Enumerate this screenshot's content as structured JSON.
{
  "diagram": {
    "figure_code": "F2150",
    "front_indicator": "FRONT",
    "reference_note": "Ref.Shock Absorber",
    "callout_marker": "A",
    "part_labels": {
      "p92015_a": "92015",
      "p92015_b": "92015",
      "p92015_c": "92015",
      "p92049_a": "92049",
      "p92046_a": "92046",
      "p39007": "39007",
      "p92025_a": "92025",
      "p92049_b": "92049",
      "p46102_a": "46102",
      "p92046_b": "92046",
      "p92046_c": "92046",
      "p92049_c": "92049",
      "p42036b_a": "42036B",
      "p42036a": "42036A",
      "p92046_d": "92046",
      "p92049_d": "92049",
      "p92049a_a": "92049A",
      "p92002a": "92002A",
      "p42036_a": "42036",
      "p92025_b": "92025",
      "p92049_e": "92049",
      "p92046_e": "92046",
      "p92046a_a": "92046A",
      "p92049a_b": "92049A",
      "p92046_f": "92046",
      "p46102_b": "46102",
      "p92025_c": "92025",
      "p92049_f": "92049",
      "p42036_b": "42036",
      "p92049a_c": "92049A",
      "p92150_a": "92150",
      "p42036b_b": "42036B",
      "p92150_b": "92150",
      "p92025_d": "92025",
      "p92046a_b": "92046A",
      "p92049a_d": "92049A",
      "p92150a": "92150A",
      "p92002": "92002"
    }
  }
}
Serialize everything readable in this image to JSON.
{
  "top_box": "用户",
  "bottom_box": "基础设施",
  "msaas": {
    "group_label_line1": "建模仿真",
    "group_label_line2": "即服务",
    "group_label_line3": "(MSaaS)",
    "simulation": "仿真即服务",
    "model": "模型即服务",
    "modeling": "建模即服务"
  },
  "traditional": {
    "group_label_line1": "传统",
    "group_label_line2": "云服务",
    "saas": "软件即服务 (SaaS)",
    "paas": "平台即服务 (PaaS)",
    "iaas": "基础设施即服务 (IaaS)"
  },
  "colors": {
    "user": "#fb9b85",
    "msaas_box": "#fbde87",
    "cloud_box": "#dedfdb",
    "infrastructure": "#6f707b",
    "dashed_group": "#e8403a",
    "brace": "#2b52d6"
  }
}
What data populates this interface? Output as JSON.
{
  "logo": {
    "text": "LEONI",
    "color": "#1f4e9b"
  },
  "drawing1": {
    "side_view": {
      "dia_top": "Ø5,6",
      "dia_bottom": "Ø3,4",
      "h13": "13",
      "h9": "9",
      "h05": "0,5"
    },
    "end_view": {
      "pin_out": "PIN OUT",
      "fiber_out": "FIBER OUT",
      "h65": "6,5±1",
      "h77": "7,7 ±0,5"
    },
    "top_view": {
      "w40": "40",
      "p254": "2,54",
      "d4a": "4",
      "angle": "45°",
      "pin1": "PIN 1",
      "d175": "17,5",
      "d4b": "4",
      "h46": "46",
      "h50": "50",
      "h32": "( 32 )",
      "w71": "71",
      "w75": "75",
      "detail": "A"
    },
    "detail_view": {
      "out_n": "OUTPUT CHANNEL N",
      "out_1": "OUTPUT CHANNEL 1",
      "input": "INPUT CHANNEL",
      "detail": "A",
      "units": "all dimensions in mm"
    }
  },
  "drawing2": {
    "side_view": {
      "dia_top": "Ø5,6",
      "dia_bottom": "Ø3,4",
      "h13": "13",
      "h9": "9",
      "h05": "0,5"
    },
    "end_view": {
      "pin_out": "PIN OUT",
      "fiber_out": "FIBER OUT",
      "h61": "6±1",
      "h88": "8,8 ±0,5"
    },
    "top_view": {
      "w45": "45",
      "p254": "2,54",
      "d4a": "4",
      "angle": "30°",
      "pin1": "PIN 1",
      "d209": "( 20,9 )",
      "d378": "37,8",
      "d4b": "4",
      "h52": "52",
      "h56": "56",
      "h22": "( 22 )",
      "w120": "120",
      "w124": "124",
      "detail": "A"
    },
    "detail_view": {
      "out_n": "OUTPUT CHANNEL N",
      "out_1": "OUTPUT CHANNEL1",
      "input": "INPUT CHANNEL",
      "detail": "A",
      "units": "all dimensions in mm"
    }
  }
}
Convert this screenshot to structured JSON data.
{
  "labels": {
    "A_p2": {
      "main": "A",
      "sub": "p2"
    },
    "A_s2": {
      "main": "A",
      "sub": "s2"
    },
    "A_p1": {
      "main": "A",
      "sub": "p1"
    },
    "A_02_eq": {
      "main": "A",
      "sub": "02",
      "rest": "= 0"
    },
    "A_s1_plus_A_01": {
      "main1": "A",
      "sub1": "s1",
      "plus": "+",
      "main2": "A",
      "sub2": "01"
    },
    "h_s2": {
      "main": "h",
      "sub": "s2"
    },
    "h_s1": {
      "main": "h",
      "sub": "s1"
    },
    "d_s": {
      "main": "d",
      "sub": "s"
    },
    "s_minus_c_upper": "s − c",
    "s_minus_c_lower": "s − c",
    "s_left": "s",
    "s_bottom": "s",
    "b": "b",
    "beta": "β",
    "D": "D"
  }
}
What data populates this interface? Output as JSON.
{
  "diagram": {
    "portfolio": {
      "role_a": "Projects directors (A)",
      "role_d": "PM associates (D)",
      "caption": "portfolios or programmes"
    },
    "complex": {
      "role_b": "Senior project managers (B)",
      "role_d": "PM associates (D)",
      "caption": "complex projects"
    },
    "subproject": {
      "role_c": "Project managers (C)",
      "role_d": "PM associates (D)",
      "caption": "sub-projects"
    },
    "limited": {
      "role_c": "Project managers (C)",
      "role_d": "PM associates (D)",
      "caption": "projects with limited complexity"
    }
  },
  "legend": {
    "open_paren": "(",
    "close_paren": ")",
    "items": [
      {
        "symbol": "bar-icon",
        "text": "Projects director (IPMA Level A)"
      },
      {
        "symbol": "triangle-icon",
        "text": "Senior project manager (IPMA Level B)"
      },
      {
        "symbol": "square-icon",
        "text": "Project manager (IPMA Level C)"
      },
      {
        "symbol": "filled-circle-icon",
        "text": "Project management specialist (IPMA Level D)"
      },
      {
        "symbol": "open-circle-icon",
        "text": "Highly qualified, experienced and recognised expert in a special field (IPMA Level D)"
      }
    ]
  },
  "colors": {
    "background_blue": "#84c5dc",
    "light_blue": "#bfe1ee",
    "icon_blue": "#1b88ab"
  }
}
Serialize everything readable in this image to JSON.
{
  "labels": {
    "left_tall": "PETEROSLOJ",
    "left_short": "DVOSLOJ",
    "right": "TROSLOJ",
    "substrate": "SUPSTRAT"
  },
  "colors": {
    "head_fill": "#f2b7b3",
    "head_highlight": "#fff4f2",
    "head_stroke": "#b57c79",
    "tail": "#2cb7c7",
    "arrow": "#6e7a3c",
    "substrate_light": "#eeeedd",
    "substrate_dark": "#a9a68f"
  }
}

════════════════

The records above should be repeated in full, exactly as given.

= FINISHED EXERCISE =
Enumerate this screenshot's content as structured JSON.
{
  "diagram": {
    "figure_code": "F2150",
    "front_indicator": "FRONT",
    "reference_note": "Ref.Shock Absorber",
    "callout_marker": "A",
    "part_labels": {
      "p92015_a": "92015",
      "p92015_b": "92015",
      "p92015_c": "92015",
      "p92049_a": "92049",
      "p92046_a": "92046",
      "p39007": "39007",
      "p92025_a": "92025",
      "p92049_b": "92049",
      "p46102_a": "46102",
      "p92046_b": "92046",
      "p92046_c": "92046",
      "p92049_c": "92049",
      "p42036b_a": "42036B",
      "p42036a": "42036A",
      "p92046_d": "92046",
      "p92049_d": "92049",
      "p92049a_a": "92049A",
      "p92002a": "92002A",
      "p42036_a": "42036",
      "p92025_b": "92025",
      "p92049_e": "92049",
      "p92046_e": "92046",
      "p92046a_a": "92046A",
      "p92049a_b": "92049A",
      "p92046_f": "92046",
      "p46102_b": "46102",
      "p92025_c": "92025",
      "p92049_f": "92049",
      "p42036_b": "42036",
      "p92049a_c": "92049A",
      "p92150_a": "92150",
      "p42036b_b": "42036B",
      "p92150_b": "92150",
      "p92025_d": "92025",
      "p92046a_b": "92046A",
      "p92049a_d": "92049A",
      "p92150a": "92150A",
      "p92002": "92002"
    }
  }
}
Serialize everything readable in this image to JSON.
{
  "top_box": "用户",
  "bottom_box": "基础设施",
  "msaas": {
    "group_label_line1": "建模仿真",
    "group_label_line2": "即服务",
    "group_label_line3": "(MSaaS)",
    "simulation": "仿真即服务",
    "model": "模型即服务",
    "modeling": "建模即服务"
  },
  "traditional": {
    "group_label_line1": "传统",
    "group_label_line2": "云服务",
    "saas": "软件即服务 (SaaS)",
    "paas": "平台即服务 (PaaS)",
    "iaas": "基础设施即服务 (IaaS)"
  },
  "colors": {
    "user": "#fb9b85",
    "msaas_box": "#fbde87",
    "cloud_box": "#dedfdb",
    "infrastructure": "#6f707b",
    "dashed_group": "#e8403a",
    "brace": "#2b52d6"
  }
}
What data populates this interface? Output as JSON.
{
  "logo": {
    "text": "LEONI",
    "color": "#1f4e9b"
  },
  "drawing1": {
    "side_view": {
      "dia_top": "Ø5,6",
      "dia_bottom": "Ø3,4",
      "h13": "13",
      "h9": "9",
      "h05": "0,5"
    },
    "end_view": {
      "pin_out": "PIN OUT",
      "fiber_out": "FIBER OUT",
      "h65": "6,5±1",
      "h77": "7,7 ±0,5"
    },
    "top_view": {
      "w40": "40",
      "p254": "2,54",
      "d4a": "4",
      "angle": "45°",
      "pin1": "PIN 1",
      "d175": "17,5",
      "d4b": "4",
      "h46": "46",
      "h50": "50",
      "h32": "( 32 )",
      "w71": "71",
      "w75": "75",
      "detail": "A"
    },
    "detail_view": {
      "out_n": "OUTPUT CHANNEL N",
      "out_1": "OUTPUT CHANNEL 1",
      "input": "INPUT CHANNEL",
      "detail": "A",
      "units": "all dimensions in mm"
    }
  },
  "drawing2": {
    "side_view": {
      "dia_top": "Ø5,6",
      "dia_bottom": "Ø3,4",
      "h13": "13",
      "h9": "9",
      "h05": "0,5"
    },
    "end_view": {
      "pin_out": "PIN OUT",
      "fiber_out": "FIBER OUT",
      "h61": "6±1",
      "h88": "8,8 ±0,5"
    },
    "top_view": {
      "w45": "45",
      "p254": "2,54",
      "d4a": "4",
      "angle": "30°",
      "pin1": "PIN 1",
      "d209": "( 20,9 )",
      "d378": "37,8",
      "d4b": "4",
      "h52": "52",
      "h56": "56",
      "h22": "( 22 )",
      "w120": "120",
      "w124": "124",
      "detail": "A"
    },
    "detail_view": {
      "out_n": "OUTPUT CHANNEL N",
      "out_1": "OUTPUT CHANNEL1",
      "input": "INPUT CHANNEL",
      "detail": "A",
      "units": "all dimensions in mm"
    }
  }
}
Convert this screenshot to structured JSON data.
{
  "labels": {
    "A_p2": {
      "main": "A",
      "sub": "p2"
    },
    "A_s2": {
      "main": "A",
      "sub": "s2"
    },
    "A_p1": {
      "main": "A",
      "sub": "p1"
    },
    "A_02_eq": {
      "main": "A",
      "sub": "02",
      "rest": "= 0"
    },
    "A_s1_plus_A_01": {
      "main1": "A",
      "sub1": "s1",
      "plus": "+",
      "main2": "A",
      "sub2": "01"
    },
    "h_s2": {
      "main": "h",
      "sub": "s2"
    },
    "h_s1": {
      "main": "h",
      "sub": "s1"
    },
    "d_s": {
      "main": "d",
      "sub": "s"
    },
    "s_minus_c_upper": "s − c",
    "s_minus_c_lower": "s − c",
    "s_left": "s",
    "s_bottom": "s",
    "b": "b",
    "beta": "β",
    "D": "D"
  }
}
What data populates this interface? Output as JSON.
{
  "diagram": {
    "portfolio": {
      "role_a": "Projects directors (A)",
      "role_d": "PM associates (D)",
      "caption": "portfolios or programmes"
    },
    "complex": {
      "role_b": "Senior project managers (B)",
      "role_d": "PM associates (D)",
      "caption": "complex projects"
    },
    "subproject": {
      "role_c": "Project managers (C)",
      "role_d": "PM associates (D)",
      "caption": "sub-projects"
    },
    "limited": {
      "role_c": "Project managers (C)",
      "role_d": "PM associates (D)",
      "caption": "projects with limited complexity"
    }
  },
  "legend": {
    "open_paren": "(",
    "close_paren": ")",
    "items": [
      {
        "symbol": "bar-icon",
        "text": "Projects director (IPMA Level A)"
      },
      {
        "symbol": "triangle-icon",
        "text": "Senior project manager (IPMA Level B)"
      },
      {
        "symbol": "square-icon",
        "text": "Project manager (IPMA Level C)"
      },
      {
        "symbol": "filled-circle-icon",
        "text": "Project management specialist (IPMA Level D)"
      },
      {
        "symbol": "open-circle-icon",
        "text": "Highly qualified, experienced and recognised expert in a special field (IPMA Level D)"
      }
    ]
  },
  "colors": {
    "background_blue": "#84c5dc",
    "light_blue": "#bfe1ee",
    "icon_blue": "#1b88ab"
  }
}
Serialize everything readable in this image to JSON.
{
  "labels": {
    "left_tall": "PETEROSLOJ",
    "left_short": "DVOSLOJ",
    "right": "TROSLOJ",
    "substrate": "SUPSTRAT"
  },
  "colors": {
    "head_fill": "#f2b7b3",
    "head_highlight": "#fff4f2",
    "head_stroke": "#b57c79",
    "tail": "#2cb7c7",
    "arrow": "#6e7a3c",
    "substrate_light": "#eeeedd",
    "substrate_dark": "#a9a68f"
  }
}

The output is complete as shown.